TASK -> Reproduce the records exactly.
# # #
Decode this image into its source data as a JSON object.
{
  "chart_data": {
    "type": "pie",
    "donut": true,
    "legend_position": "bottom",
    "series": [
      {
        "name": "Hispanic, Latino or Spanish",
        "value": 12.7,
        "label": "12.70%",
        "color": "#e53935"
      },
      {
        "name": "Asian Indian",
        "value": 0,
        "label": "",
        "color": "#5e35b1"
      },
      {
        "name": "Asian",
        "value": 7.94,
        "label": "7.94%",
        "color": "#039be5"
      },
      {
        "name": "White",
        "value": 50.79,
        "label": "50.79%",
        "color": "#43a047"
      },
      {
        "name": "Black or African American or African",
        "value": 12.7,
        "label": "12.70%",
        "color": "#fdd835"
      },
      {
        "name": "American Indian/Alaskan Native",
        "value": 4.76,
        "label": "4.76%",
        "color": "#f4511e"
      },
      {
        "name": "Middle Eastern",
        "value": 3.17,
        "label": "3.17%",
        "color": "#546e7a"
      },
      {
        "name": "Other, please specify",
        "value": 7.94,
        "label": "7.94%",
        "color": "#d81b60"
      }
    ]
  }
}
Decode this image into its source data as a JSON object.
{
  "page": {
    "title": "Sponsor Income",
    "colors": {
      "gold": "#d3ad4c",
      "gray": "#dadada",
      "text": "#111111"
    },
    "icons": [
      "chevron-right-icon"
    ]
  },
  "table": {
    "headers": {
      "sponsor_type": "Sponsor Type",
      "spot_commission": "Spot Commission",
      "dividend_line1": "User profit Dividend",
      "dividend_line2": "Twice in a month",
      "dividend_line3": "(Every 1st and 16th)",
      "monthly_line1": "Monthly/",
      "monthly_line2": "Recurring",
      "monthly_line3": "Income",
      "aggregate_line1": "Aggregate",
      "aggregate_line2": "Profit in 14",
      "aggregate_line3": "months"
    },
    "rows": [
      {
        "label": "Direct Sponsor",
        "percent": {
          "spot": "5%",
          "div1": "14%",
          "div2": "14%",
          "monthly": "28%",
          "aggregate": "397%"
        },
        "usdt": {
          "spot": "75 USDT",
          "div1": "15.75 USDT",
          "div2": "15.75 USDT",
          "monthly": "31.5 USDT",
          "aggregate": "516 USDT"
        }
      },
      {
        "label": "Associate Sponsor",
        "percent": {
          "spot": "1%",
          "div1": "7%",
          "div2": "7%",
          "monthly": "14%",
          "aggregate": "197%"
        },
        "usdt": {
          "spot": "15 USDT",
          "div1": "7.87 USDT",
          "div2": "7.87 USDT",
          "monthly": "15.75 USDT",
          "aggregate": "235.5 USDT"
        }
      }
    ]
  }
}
# # #
TASK SOLUTION ->
Decode this image into its source data as a JSON object.
{
  "chart_data": {
    "type": "pie",
    "donut": true,
    "legend_position": "bottom",
    "series": [
      {
        "name": "Hispanic, Latino or Spanish",
        "value": 12.7,
        "label": "12.70%",
        "color": "#e53935"
      },
      {
        "name": "Asian Indian",
        "value": 0,
        "label": "",
        "color": "#5e35b1"
      },
      {
        "name": "Asian",
        "value": 7.94,
        "label": "7.94%",
        "color": "#039be5"
      },
      {
        "name": "White",
        "value": 50.79,
        "label": "50.79%",
        "color": "#43a047"
      },
      {
        "name": "Black or African American or African",
        "value": 12.7,
        "label": "12.70%",
        "color": "#fdd835"
      },
      {
        "name": "American Indian/Alaskan Native",
        "value": 4.76,
        "label": "4.76%",
        "color": "#f4511e"
      },
      {
        "name": "Middle Eastern",
        "value": 3.17,
        "label": "3.17%",
        "color": "#546e7a"
      },
      {
        "name": "Other, please specify",
        "value": 7.94,
        "label": "7.94%",
        "color": "#d81b60"
      }
    ]
  }
}
Decode this image into its source data as a JSON object.
{
  "page": {
    "title": "Sponsor Income",
    "colors": {
      "gold": "#d3ad4c",
      "gray": "#dadada",
      "text": "#111111"
    },
    "icons": [
      "chevron-right-icon"
    ]
  },
  "table": {
    "headers": {
      "sponsor_type": "Sponsor Type",
      "spot_commission": "Spot Commission",
      "dividend_line1": "User profit Dividend",
      "dividend_line2": "Twice in a month",
      "dividend_line3": "(Every 1st and 16th)",
      "monthly_line1": "Monthly/",
      "monthly_line2": "Recurring",
      "monthly_line3": "Income",
      "aggregate_line1": "Aggregate",
      "aggregate_line2": "Profit in 14",
      "aggregate_line3": "months"
    },
    "rows": [
      {
        "label": "Direct Sponsor",
        "percent": {
          "spot": "5%",
          "div1": "14%",
          "div2": "14%",
          "monthly": "28%",
          "aggregate": "397%"
        },
        "usdt": {
          "spot": "75 USDT",
          "div1": "15.75 USDT",
          "div2": "15.75 USDT",
          "monthly": "31.5 USDT",
          "aggregate": "516 USDT"
        }
      },
      {
        "label": "Associate Sponsor",
        "percent": {
          "spot": "1%",
          "div1": "7%",
          "div2": "7%",
          "monthly": "14%",
          "aggregate": "197%"
        },
        "usdt": {
          "spot": "15 USDT",
          "div1": "7.87 USDT",
          "div2": "7.87 USDT",
          "monthly": "15.75 USDT",
          "aggregate": "235.5 USDT"
        }
      }
    ]
  }
}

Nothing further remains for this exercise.